▶ Instructions for the task:
Spot each line in the records below where the word "SIDELOBE" occurs, then copy it.

── Records shown ──

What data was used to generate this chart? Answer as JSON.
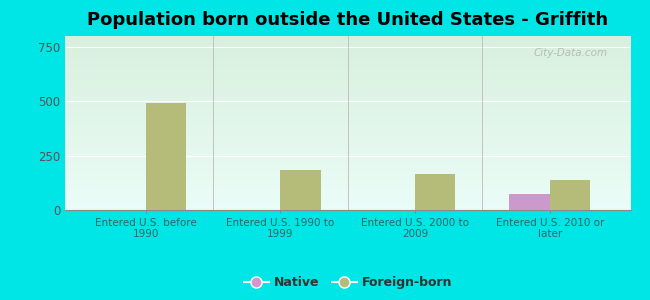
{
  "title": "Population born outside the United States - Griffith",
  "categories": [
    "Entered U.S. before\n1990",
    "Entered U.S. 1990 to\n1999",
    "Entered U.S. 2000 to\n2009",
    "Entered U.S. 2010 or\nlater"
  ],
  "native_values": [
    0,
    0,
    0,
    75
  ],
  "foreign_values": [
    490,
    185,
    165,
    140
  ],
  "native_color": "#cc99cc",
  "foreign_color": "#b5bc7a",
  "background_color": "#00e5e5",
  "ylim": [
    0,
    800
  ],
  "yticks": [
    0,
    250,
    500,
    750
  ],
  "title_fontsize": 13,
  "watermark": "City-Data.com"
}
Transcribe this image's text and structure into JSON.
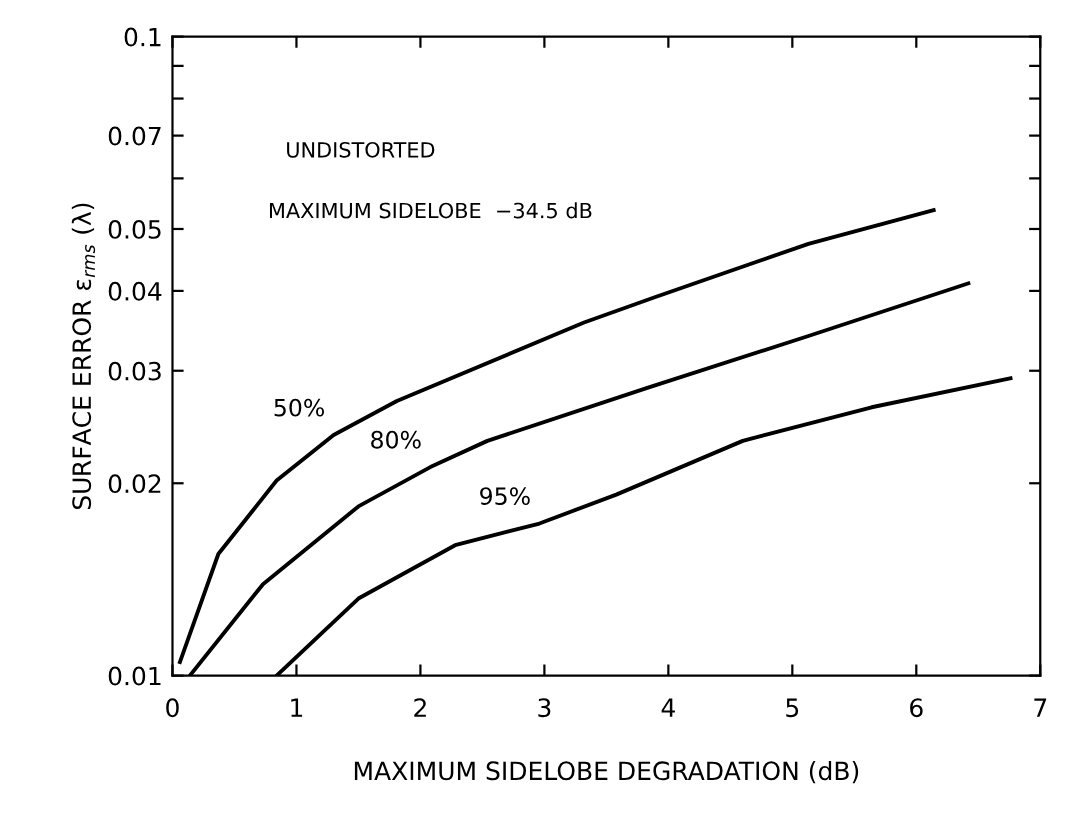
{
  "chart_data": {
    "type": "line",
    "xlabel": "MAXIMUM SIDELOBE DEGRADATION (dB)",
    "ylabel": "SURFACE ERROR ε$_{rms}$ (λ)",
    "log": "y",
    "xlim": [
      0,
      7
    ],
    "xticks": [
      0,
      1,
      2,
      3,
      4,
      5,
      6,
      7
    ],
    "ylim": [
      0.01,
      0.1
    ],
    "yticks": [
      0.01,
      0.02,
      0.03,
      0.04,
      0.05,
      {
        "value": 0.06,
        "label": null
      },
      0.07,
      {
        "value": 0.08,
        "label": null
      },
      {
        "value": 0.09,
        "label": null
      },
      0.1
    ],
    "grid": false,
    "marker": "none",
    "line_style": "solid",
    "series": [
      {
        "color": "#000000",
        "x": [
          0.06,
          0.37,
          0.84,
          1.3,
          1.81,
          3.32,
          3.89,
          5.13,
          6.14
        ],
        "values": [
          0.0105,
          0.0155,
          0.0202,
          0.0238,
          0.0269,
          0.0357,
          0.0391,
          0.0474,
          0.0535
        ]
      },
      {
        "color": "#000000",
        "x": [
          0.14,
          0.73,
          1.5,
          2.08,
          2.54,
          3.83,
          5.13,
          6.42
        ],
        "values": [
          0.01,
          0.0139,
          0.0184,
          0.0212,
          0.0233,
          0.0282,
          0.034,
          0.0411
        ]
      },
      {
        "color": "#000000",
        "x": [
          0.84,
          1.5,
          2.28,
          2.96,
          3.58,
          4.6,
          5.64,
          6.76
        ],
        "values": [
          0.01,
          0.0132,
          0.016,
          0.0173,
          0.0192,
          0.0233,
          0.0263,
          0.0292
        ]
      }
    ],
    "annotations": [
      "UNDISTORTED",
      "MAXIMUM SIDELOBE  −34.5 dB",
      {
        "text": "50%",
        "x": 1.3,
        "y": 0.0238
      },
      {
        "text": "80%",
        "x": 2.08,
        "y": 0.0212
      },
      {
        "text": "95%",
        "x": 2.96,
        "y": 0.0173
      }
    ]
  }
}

───
── Records shown ──

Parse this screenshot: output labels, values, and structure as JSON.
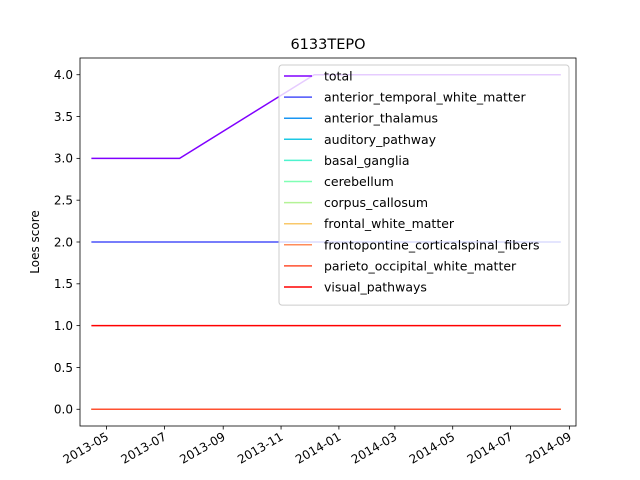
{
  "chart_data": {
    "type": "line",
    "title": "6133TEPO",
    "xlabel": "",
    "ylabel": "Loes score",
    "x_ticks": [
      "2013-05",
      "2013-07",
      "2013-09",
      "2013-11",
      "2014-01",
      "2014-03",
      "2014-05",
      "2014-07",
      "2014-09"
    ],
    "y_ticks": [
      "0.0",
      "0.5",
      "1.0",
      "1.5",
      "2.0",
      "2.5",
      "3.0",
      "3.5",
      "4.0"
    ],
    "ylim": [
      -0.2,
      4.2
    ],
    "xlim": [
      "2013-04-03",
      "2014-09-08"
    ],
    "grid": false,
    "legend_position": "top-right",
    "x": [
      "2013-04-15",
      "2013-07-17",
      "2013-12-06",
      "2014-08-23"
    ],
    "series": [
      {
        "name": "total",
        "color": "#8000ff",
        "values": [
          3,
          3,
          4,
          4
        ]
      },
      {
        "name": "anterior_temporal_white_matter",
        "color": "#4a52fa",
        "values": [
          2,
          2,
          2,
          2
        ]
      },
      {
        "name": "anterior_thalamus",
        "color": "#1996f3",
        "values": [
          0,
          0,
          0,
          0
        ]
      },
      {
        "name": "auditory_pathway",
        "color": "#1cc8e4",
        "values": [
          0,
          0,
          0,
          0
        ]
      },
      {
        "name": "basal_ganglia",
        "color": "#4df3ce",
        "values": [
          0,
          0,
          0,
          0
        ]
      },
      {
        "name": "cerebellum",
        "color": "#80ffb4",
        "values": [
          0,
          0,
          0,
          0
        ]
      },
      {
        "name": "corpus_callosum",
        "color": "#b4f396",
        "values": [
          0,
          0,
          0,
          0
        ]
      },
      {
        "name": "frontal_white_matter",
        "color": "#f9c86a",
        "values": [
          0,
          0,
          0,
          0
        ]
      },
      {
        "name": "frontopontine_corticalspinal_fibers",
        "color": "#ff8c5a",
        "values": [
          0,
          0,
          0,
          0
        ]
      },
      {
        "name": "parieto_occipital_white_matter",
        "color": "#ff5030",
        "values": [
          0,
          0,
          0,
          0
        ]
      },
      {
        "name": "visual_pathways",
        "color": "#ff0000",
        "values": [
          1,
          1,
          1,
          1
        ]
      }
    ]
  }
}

───

▶ Task result:
    "xlabel": "MAXIMUM SIDELOBE DEGRADATION (dB)",
      "MAXIMUM SIDELOBE  −34.5 dB",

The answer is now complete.